• [Directive]:
Select from the data all lines with the word "values".

Figure dataset records:

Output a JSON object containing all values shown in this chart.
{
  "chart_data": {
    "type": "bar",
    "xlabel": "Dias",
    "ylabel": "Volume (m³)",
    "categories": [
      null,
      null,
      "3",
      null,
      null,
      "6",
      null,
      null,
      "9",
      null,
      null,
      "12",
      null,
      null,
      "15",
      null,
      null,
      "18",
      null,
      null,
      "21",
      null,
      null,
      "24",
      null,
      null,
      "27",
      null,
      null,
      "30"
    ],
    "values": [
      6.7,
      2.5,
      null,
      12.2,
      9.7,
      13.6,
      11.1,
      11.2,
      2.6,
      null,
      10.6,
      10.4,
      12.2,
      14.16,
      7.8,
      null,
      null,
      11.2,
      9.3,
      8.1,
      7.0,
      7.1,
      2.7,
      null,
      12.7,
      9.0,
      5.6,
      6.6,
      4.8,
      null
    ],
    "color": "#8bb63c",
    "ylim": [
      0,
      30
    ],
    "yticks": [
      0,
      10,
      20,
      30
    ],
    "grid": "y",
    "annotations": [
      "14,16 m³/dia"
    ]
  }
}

• [Exercise solution]:
Output a JSON object containing all values shown in this chart.
    "values": [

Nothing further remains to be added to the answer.